Data section:
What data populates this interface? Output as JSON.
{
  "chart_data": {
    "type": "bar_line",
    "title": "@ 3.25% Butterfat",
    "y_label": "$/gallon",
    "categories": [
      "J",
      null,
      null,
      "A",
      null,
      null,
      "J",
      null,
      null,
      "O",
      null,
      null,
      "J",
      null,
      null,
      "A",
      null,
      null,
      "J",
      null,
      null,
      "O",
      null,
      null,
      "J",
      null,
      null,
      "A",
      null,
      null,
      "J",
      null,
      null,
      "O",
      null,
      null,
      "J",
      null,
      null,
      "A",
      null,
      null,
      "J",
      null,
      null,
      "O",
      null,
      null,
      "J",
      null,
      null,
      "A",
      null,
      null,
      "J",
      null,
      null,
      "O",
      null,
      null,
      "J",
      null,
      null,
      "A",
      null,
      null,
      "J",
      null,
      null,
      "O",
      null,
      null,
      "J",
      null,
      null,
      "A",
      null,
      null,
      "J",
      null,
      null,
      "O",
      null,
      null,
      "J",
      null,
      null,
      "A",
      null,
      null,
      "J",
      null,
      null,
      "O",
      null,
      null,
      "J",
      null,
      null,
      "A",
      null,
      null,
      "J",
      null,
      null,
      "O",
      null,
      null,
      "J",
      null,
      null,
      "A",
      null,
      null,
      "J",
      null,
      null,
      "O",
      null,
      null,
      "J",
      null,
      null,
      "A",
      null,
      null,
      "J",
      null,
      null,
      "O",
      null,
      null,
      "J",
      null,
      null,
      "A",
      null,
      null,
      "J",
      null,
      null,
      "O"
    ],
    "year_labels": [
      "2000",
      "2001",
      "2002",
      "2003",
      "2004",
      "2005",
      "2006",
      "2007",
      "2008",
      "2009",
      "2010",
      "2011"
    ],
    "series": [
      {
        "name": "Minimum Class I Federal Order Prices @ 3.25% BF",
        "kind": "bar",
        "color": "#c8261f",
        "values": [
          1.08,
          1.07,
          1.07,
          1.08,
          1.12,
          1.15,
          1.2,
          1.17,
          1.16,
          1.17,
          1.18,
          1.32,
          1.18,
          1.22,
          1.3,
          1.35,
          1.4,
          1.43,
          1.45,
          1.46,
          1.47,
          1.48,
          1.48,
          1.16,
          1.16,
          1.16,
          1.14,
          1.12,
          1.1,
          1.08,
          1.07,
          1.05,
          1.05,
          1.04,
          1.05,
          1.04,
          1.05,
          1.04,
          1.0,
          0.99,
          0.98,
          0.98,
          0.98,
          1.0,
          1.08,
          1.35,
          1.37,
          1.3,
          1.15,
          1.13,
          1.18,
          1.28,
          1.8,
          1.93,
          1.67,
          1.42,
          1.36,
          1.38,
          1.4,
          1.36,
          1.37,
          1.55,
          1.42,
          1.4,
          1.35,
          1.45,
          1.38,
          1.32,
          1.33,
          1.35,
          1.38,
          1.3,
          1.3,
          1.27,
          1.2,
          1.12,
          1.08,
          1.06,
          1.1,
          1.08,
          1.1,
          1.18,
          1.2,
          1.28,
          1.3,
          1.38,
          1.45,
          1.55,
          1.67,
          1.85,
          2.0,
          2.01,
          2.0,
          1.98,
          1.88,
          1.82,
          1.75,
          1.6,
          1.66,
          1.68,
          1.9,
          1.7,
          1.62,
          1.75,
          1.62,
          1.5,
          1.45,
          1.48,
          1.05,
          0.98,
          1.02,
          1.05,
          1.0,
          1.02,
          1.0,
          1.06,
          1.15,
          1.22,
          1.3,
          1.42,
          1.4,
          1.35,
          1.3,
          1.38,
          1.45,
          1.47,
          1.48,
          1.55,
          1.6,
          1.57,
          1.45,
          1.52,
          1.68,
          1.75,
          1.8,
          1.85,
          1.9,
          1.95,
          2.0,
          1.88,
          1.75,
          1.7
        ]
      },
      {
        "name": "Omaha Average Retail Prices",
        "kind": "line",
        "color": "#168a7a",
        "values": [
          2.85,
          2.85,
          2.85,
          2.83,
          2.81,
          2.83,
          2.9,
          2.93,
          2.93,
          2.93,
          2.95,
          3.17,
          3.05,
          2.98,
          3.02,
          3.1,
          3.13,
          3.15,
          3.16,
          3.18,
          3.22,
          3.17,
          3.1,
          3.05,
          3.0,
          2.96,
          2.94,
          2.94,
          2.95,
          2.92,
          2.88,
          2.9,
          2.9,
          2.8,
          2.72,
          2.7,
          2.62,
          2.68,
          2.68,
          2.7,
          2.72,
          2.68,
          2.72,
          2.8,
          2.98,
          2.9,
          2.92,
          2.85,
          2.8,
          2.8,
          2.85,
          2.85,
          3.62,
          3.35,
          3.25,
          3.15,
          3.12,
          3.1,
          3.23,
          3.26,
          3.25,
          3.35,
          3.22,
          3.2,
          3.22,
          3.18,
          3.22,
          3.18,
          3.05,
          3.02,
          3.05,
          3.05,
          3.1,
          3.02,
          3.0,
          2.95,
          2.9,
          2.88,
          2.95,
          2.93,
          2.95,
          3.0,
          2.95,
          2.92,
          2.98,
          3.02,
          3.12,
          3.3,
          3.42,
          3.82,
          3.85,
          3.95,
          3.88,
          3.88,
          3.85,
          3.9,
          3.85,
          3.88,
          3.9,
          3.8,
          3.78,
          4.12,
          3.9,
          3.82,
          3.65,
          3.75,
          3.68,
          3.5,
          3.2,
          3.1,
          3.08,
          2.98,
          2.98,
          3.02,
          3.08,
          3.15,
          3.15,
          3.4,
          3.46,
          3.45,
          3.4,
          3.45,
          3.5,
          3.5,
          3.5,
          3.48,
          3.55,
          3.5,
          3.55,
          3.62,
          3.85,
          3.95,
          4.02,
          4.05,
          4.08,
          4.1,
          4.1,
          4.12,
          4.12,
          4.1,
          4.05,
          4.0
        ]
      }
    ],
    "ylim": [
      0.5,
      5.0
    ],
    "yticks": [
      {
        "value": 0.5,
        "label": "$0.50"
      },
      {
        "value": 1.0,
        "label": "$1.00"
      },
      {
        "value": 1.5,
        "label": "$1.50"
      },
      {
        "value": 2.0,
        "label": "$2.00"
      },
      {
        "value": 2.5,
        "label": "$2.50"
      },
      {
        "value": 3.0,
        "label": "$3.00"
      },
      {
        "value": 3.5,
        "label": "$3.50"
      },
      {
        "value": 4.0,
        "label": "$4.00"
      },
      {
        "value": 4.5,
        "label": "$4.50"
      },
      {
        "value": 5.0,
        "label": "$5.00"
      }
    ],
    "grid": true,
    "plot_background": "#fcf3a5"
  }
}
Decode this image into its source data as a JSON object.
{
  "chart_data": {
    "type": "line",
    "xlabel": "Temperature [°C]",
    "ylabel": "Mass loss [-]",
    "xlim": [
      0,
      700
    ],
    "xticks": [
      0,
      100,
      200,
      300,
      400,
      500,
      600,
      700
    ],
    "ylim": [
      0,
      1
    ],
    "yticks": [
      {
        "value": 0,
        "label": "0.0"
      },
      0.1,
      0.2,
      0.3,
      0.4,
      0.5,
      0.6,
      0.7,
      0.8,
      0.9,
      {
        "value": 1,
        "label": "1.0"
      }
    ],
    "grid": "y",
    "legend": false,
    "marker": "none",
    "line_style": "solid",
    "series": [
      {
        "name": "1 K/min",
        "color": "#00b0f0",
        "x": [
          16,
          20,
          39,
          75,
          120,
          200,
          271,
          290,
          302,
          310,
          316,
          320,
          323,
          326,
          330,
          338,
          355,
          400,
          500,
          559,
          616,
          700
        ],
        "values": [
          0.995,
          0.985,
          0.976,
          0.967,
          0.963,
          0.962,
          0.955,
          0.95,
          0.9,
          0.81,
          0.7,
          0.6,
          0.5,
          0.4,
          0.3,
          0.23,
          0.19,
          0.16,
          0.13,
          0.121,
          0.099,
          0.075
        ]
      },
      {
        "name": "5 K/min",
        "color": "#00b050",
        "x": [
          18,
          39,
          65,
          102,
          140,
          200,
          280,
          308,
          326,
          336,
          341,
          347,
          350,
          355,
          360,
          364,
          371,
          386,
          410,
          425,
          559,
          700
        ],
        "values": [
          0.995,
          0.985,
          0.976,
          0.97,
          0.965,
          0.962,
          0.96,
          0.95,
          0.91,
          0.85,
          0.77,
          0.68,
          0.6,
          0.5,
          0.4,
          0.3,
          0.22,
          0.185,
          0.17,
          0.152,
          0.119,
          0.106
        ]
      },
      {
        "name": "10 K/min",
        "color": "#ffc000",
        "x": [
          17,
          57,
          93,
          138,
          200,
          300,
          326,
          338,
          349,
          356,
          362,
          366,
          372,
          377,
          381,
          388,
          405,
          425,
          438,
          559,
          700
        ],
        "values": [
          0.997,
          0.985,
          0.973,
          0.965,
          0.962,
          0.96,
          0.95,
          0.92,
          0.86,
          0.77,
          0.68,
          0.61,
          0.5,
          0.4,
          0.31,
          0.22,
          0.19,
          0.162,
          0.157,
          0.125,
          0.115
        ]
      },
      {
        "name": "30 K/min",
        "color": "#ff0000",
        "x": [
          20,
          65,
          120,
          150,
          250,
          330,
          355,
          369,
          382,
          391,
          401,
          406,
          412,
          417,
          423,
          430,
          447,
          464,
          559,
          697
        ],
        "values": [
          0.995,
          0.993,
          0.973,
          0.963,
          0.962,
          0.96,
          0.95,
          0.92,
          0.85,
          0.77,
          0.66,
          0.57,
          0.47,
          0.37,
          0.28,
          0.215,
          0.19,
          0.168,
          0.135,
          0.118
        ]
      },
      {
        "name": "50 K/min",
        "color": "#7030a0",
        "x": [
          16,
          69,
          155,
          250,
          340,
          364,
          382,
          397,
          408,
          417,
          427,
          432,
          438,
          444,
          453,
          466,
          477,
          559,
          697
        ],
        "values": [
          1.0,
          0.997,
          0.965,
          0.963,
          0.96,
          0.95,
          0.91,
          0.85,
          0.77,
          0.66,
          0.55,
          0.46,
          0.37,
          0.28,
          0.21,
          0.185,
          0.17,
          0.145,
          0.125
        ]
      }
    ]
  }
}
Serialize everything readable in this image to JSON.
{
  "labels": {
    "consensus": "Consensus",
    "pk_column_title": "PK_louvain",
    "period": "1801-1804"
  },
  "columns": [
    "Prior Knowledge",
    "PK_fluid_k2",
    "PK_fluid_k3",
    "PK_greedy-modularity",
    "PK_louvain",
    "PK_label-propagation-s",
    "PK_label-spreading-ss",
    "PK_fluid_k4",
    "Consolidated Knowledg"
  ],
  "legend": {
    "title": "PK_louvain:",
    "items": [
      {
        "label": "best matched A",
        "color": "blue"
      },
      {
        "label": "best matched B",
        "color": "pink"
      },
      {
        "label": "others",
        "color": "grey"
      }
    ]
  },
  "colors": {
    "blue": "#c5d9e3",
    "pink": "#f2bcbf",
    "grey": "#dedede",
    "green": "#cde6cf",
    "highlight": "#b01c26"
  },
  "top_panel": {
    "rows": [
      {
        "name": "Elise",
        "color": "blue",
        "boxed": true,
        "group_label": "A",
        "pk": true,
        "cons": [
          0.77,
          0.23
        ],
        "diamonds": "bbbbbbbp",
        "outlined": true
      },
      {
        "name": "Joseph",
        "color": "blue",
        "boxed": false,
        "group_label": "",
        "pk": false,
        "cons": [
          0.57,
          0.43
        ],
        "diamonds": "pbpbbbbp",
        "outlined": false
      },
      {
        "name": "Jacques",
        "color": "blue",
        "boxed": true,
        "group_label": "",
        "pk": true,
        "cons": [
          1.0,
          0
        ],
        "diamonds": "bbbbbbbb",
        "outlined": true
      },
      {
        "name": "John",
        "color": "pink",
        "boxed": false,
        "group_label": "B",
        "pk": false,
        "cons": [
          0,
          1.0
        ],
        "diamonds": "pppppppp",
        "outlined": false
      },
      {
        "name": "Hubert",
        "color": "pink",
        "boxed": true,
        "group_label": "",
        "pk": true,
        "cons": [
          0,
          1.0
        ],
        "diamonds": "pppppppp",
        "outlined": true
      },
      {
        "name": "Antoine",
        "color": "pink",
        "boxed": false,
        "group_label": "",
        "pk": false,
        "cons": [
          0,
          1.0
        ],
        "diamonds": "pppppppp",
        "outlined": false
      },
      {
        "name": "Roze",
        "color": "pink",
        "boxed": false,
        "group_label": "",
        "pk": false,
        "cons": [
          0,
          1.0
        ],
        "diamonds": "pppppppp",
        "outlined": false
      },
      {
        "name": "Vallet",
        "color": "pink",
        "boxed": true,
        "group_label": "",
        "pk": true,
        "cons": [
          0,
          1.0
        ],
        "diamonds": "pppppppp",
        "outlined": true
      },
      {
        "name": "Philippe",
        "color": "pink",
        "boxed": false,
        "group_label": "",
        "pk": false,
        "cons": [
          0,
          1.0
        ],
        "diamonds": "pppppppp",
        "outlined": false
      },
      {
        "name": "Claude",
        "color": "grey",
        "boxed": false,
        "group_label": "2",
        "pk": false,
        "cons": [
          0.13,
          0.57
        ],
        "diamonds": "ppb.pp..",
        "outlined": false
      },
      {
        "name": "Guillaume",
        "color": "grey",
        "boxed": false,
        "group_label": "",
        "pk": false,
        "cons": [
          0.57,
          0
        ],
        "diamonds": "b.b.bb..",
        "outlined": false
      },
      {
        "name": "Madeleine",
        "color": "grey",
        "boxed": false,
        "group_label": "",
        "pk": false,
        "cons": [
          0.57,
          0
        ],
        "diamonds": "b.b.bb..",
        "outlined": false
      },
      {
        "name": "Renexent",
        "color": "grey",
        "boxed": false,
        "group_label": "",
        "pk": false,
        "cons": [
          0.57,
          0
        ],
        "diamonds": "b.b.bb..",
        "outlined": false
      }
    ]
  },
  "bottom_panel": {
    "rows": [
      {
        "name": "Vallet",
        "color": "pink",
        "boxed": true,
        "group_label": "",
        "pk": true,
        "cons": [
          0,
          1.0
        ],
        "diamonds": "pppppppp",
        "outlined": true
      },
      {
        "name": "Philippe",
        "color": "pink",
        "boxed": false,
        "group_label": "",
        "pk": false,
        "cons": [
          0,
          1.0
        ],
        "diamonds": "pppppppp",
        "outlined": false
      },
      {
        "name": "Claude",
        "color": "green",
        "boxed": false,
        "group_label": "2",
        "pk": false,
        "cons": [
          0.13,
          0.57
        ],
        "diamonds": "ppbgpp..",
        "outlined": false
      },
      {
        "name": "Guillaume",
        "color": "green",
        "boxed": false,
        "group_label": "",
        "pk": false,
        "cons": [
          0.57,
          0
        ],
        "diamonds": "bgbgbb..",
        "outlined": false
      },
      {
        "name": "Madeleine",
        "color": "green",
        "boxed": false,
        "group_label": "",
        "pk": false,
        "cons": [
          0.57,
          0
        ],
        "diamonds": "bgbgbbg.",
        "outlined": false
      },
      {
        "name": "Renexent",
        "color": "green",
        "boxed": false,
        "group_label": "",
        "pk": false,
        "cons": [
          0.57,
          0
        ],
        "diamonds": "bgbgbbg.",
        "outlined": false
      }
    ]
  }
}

The request:
Copy each line that holds the word "Prices".

Written solution:
        "name": "Minimum Class I Federal Order Prices @ 3.25% BF",
        "name": "Omaha Average Retail Prices",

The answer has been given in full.